**DATASET EXTRACT:**
* * *
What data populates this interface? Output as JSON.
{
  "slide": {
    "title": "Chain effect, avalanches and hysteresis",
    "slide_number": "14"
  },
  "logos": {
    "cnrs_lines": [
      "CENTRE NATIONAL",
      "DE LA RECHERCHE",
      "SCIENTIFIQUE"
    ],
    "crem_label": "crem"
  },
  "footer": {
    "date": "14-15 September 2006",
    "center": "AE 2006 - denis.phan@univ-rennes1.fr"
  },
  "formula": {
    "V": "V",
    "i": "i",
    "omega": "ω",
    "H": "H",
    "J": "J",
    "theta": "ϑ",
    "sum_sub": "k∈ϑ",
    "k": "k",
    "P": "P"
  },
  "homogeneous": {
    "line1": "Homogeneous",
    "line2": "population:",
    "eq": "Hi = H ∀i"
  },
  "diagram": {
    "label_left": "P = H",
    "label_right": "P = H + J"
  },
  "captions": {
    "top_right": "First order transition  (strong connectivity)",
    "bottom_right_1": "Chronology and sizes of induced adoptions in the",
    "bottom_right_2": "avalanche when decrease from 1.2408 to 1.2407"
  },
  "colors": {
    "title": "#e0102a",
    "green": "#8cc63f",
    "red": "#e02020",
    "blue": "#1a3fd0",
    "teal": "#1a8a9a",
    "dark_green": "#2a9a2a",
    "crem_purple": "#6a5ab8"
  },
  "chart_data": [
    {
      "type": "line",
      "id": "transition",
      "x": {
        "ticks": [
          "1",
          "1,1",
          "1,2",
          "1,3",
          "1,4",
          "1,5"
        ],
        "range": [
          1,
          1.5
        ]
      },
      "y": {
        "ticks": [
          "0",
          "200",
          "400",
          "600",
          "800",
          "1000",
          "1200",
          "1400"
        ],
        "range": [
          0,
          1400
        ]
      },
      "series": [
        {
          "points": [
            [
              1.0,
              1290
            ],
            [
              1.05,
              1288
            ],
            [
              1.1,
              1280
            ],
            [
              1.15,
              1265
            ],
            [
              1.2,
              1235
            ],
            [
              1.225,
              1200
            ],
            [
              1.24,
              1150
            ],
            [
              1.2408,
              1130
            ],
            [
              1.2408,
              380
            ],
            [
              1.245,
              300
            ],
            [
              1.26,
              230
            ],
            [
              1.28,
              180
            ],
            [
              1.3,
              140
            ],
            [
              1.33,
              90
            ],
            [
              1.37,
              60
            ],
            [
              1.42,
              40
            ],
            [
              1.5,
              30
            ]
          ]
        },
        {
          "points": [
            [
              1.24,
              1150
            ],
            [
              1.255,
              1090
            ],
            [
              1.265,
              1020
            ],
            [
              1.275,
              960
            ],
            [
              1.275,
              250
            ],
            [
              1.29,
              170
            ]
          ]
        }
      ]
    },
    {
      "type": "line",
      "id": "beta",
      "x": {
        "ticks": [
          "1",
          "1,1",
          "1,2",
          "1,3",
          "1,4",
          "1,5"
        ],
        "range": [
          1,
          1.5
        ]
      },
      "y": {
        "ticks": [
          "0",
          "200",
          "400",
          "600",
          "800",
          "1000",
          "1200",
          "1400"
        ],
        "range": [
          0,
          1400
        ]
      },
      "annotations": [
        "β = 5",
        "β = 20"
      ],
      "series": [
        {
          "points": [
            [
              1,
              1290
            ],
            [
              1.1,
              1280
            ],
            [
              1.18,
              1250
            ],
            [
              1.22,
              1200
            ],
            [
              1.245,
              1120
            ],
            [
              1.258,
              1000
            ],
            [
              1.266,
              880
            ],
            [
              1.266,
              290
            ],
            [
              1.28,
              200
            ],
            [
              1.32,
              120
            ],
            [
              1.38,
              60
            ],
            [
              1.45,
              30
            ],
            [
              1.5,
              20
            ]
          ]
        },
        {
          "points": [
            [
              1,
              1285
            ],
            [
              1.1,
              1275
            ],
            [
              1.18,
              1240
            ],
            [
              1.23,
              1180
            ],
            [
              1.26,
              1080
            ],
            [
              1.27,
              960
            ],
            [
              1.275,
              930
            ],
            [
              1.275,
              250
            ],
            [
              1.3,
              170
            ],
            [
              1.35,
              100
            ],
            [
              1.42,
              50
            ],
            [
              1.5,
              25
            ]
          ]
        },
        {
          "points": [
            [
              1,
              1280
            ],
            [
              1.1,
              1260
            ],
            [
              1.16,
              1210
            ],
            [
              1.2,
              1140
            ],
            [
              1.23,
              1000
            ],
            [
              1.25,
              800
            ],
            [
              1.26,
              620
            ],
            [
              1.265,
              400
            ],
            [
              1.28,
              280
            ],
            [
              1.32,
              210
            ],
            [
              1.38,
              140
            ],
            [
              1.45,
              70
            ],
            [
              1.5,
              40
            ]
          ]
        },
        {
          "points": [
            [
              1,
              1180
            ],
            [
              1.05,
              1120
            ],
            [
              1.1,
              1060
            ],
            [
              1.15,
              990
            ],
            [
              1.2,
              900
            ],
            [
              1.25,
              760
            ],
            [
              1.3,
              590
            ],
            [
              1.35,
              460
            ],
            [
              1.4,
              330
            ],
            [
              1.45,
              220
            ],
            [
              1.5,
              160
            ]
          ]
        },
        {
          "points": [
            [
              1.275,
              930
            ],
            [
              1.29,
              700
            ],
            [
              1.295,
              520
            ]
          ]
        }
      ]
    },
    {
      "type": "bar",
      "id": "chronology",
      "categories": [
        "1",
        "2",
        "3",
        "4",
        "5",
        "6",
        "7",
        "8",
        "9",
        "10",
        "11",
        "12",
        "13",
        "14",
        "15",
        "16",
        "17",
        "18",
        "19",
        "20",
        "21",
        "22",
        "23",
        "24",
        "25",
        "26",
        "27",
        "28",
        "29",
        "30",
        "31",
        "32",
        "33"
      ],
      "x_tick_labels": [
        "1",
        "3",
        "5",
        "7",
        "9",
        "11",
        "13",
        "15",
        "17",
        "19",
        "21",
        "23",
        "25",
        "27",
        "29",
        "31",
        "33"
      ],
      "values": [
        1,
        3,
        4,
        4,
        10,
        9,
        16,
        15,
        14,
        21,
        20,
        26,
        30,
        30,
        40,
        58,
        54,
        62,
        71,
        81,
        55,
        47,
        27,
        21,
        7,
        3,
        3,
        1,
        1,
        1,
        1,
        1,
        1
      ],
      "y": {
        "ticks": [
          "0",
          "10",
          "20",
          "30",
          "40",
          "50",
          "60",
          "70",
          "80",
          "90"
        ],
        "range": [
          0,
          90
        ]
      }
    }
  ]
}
* * *
**THE TASK:**
Write only the number of lines that include "title".

**WORKED SOLUTION:**
2